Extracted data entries

####

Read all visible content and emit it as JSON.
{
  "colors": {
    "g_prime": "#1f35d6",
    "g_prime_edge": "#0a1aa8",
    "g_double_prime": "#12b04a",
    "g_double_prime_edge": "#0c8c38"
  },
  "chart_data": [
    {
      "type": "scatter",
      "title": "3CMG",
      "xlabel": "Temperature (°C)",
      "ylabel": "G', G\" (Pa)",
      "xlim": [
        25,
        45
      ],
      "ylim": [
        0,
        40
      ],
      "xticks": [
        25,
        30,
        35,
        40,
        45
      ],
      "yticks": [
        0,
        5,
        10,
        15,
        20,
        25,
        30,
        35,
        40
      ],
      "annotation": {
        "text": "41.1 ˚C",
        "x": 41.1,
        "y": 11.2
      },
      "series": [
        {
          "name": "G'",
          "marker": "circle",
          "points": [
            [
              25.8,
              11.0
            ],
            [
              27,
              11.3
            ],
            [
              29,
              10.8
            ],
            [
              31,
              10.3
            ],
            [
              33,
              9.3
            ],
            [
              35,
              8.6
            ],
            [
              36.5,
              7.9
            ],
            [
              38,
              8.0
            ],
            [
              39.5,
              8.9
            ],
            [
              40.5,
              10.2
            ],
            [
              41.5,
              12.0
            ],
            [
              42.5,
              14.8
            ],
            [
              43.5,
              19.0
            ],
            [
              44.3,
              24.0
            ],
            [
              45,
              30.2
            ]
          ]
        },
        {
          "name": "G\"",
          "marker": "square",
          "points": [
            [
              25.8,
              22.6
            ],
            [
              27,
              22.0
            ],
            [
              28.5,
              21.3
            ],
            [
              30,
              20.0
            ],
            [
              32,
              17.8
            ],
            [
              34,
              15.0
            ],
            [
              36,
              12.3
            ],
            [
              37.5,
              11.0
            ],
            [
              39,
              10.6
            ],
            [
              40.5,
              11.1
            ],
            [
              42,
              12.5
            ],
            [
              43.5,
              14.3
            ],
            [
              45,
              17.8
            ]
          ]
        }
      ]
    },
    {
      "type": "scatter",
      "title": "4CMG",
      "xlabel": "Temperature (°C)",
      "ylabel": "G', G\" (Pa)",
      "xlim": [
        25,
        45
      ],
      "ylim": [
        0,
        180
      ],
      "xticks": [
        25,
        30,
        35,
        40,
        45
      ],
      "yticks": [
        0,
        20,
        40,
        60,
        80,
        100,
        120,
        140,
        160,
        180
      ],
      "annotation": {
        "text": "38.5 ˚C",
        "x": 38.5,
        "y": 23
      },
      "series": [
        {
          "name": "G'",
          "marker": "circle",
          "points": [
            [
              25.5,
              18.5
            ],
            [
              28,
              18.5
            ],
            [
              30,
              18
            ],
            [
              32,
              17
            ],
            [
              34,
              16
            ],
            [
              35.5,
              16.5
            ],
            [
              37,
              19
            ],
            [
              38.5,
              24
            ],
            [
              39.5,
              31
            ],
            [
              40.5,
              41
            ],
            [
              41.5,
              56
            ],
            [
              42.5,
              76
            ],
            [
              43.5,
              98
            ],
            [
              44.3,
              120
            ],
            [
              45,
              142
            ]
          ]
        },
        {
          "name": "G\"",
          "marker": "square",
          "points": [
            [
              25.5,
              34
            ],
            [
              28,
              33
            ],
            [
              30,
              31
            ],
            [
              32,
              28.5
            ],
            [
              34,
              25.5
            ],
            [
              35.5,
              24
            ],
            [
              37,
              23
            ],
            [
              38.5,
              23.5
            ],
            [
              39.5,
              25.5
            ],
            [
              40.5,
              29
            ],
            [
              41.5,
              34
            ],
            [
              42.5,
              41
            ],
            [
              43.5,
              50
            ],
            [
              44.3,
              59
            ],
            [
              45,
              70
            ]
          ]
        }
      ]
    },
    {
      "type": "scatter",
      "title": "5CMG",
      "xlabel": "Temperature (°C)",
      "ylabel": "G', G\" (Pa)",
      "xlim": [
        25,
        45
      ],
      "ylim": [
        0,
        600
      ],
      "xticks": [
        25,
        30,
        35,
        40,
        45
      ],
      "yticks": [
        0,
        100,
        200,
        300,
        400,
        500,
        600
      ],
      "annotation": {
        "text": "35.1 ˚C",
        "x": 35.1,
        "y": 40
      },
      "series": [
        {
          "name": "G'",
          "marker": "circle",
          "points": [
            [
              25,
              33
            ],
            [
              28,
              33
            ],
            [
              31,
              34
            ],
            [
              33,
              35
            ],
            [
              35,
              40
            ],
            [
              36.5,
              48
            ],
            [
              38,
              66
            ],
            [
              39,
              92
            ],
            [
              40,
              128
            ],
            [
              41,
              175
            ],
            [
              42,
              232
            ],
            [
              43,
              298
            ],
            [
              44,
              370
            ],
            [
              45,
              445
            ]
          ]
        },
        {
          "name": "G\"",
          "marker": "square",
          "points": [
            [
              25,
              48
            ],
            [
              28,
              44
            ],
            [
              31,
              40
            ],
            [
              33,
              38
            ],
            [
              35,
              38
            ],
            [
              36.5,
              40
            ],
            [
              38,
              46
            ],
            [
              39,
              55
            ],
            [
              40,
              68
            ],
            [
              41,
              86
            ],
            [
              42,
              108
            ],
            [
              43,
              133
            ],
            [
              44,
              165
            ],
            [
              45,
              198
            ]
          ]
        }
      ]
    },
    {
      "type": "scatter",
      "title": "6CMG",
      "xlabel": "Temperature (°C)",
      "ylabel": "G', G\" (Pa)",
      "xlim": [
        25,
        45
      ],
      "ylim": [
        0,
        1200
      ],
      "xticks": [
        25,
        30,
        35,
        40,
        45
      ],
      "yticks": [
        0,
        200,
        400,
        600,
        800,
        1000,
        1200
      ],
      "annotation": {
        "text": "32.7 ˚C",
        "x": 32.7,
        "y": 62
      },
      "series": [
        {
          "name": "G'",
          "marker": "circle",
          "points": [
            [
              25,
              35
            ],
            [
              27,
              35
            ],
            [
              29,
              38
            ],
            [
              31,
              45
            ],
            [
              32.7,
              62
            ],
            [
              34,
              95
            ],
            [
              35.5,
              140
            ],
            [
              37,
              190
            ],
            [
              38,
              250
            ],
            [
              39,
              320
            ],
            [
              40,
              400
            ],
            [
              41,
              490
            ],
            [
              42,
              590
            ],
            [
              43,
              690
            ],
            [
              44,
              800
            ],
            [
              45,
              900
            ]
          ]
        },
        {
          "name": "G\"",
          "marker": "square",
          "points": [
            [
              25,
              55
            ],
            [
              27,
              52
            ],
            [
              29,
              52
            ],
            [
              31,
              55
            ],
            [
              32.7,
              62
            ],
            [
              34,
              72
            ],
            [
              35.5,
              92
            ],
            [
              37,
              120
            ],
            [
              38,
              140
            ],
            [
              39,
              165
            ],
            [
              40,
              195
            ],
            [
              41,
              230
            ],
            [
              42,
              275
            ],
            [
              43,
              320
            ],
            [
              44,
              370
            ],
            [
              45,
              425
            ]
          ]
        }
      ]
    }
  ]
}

####

Produce an exact copy of every entry above.

- **PROBLEM SOLUTION**
Read all visible content and emit it as JSON.
{
  "colors": {
    "g_prime": "#1f35d6",
    "g_prime_edge": "#0a1aa8",
    "g_double_prime": "#12b04a",
    "g_double_prime_edge": "#0c8c38"
  },
  "chart_data": [
    {
      "type": "scatter",
      "title": "3CMG",
      "xlabel": "Temperature (°C)",
      "ylabel": "G', G\" (Pa)",
      "xlim": [
        25,
        45
      ],
      "ylim": [
        0,
        40
      ],
      "xticks": [
        25,
        30,
        35,
        40,
        45
      ],
      "yticks": [
        0,
        5,
        10,
        15,
        20,
        25,
        30,
        35,
        40
      ],
      "annotation": {
        "text": "41.1 ˚C",
        "x": 41.1,
        "y": 11.2
      },
      "series": [
        {
          "name": "G'",
          "marker": "circle",
          "points": [
            [
              25.8,
              11.0
            ],
            [
              27,
              11.3
            ],
            [
              29,
              10.8
            ],
            [
              31,
              10.3
            ],
            [
              33,
              9.3
            ],
            [
              35,
              8.6
            ],
            [
              36.5,
              7.9
            ],
            [
              38,
              8.0
            ],
            [
              39.5,
              8.9
            ],
            [
              40.5,
              10.2
            ],
            [
              41.5,
              12.0
            ],
            [
              42.5,
              14.8
            ],
            [
              43.5,
              19.0
            ],
            [
              44.3,
              24.0
            ],
            [
              45,
              30.2
            ]
          ]
        },
        {
          "name": "G\"",
          "marker": "square",
          "points": [
            [
              25.8,
              22.6
            ],
            [
              27,
              22.0
            ],
            [
              28.5,
              21.3
            ],
            [
              30,
              20.0
            ],
            [
              32,
              17.8
            ],
            [
              34,
              15.0
            ],
            [
              36,
              12.3
            ],
            [
              37.5,
              11.0
            ],
            [
              39,
              10.6
            ],
            [
              40.5,
              11.1
            ],
            [
              42,
              12.5
            ],
            [
              43.5,
              14.3
            ],
            [
              45,
              17.8
            ]
          ]
        }
      ]
    },
    {
      "type": "scatter",
      "title": "4CMG",
      "xlabel": "Temperature (°C)",
      "ylabel": "G', G\" (Pa)",
      "xlim": [
        25,
        45
      ],
      "ylim": [
        0,
        180
      ],
      "xticks": [
        25,
        30,
        35,
        40,
        45
      ],
      "yticks": [
        0,
        20,
        40,
        60,
        80,
        100,
        120,
        140,
        160,
        180
      ],
      "annotation": {
        "text": "38.5 ˚C",
        "x": 38.5,
        "y": 23
      },
      "series": [
        {
          "name": "G'",
          "marker": "circle",
          "points": [
            [
              25.5,
              18.5
            ],
            [
              28,
              18.5
            ],
            [
              30,
              18
            ],
            [
              32,
              17
            ],
            [
              34,
              16
            ],
            [
              35.5,
              16.5
            ],
            [
              37,
              19
            ],
            [
              38.5,
              24
            ],
            [
              39.5,
              31
            ],
            [
              40.5,
              41
            ],
            [
              41.5,
              56
            ],
            [
              42.5,
              76
            ],
            [
              43.5,
              98
            ],
            [
              44.3,
              120
            ],
            [
              45,
              142
            ]
          ]
        },
        {
          "name": "G\"",
          "marker": "square",
          "points": [
            [
              25.5,
              34
            ],
            [
              28,
              33
            ],
            [
              30,
              31
            ],
            [
              32,
              28.5
            ],
            [
              34,
              25.5
            ],
            [
              35.5,
              24
            ],
            [
              37,
              23
            ],
            [
              38.5,
              23.5
            ],
            [
              39.5,
              25.5
            ],
            [
              40.5,
              29
            ],
            [
              41.5,
              34
            ],
            [
              42.5,
              41
            ],
            [
              43.5,
              50
            ],
            [
              44.3,
              59
            ],
            [
              45,
              70
            ]
          ]
        }
      ]
    },
    {
      "type": "scatter",
      "title": "5CMG",
      "xlabel": "Temperature (°C)",
      "ylabel": "G', G\" (Pa)",
      "xlim": [
        25,
        45
      ],
      "ylim": [
        0,
        600
      ],
      "xticks": [
        25,
        30,
        35,
        40,
        45
      ],
      "yticks": [
        0,
        100,
        200,
        300,
        400,
        500,
        600
      ],
      "annotation": {
        "text": "35.1 ˚C",
        "x": 35.1,
        "y": 40
      },
      "series": [
        {
          "name": "G'",
          "marker": "circle",
          "points": [
            [
              25,
              33
            ],
            [
              28,
              33
            ],
            [
              31,
              34
            ],
            [
              33,
              35
            ],
            [
              35,
              40
            ],
            [
              36.5,
              48
            ],
            [
              38,
              66
            ],
            [
              39,
              92
            ],
            [
              40,
              128
            ],
            [
              41,
              175
            ],
            [
              42,
              232
            ],
            [
              43,
              298
            ],
            [
              44,
              370
            ],
            [
              45,
              445
            ]
          ]
        },
        {
          "name": "G\"",
          "marker": "square",
          "points": [
            [
              25,
              48
            ],
            [
              28,
              44
            ],
            [
              31,
              40
            ],
            [
              33,
              38
            ],
            [
              35,
              38
            ],
            [
              36.5,
              40
            ],
            [
              38,
              46
            ],
            [
              39,
              55
            ],
            [
              40,
              68
            ],
            [
              41,
              86
            ],
            [
              42,
              108
            ],
            [
              43,
              133
            ],
            [
              44,
              165
            ],
            [
              45,
              198
            ]
          ]
        }
      ]
    },
    {
      "type": "scatter",
      "title": "6CMG",
      "xlabel": "Temperature (°C)",
      "ylabel": "G', G\" (Pa)",
      "xlim": [
        25,
        45
      ],
      "ylim": [
        0,
        1200
      ],
      "xticks": [
        25,
        30,
        35,
        40,
        45
      ],
      "yticks": [
        0,
        200,
        400,
        600,
        800,
        1000,
        1200
      ],
      "annotation": {
        "text": "32.7 ˚C",
        "x": 32.7,
        "y": 62
      },
      "series": [
        {
          "name": "G'",
          "marker": "circle",
          "points": [
            [
              25,
              35
            ],
            [
              27,
              35
            ],
            [
              29,
              38
            ],
            [
              31,
              45
            ],
            [
              32.7,
              62
            ],
            [
              34,
              95
            ],
            [
              35.5,
              140
            ],
            [
              37,
              190
            ],
            [
              38,
              250
            ],
            [
              39,
              320
            ],
            [
              40,
              400
            ],
            [
              41,
              490
            ],
            [
              42,
              590
            ],
            [
              43,
              690
            ],
            [
              44,
              800
            ],
            [
              45,
              900
            ]
          ]
        },
        {
          "name": "G\"",
          "marker": "square",
          "points": [
            [
              25,
              55
            ],
            [
              27,
              52
            ],
            [
              29,
              52
            ],
            [
              31,
              55
            ],
            [
              32.7,
              62
            ],
            [
              34,
              72
            ],
            [
              35.5,
              92
            ],
            [
              37,
              120
            ],
            [
              38,
              140
            ],
            [
              39,
              165
            ],
            [
              40,
              195
            ],
            [
              41,
              230
            ],
            [
              42,
              275
            ],
            [
              43,
              320
            ],
            [
              44,
              370
            ],
            [
              45,
              425
            ]
          ]
        }
      ]
    }
  ]
}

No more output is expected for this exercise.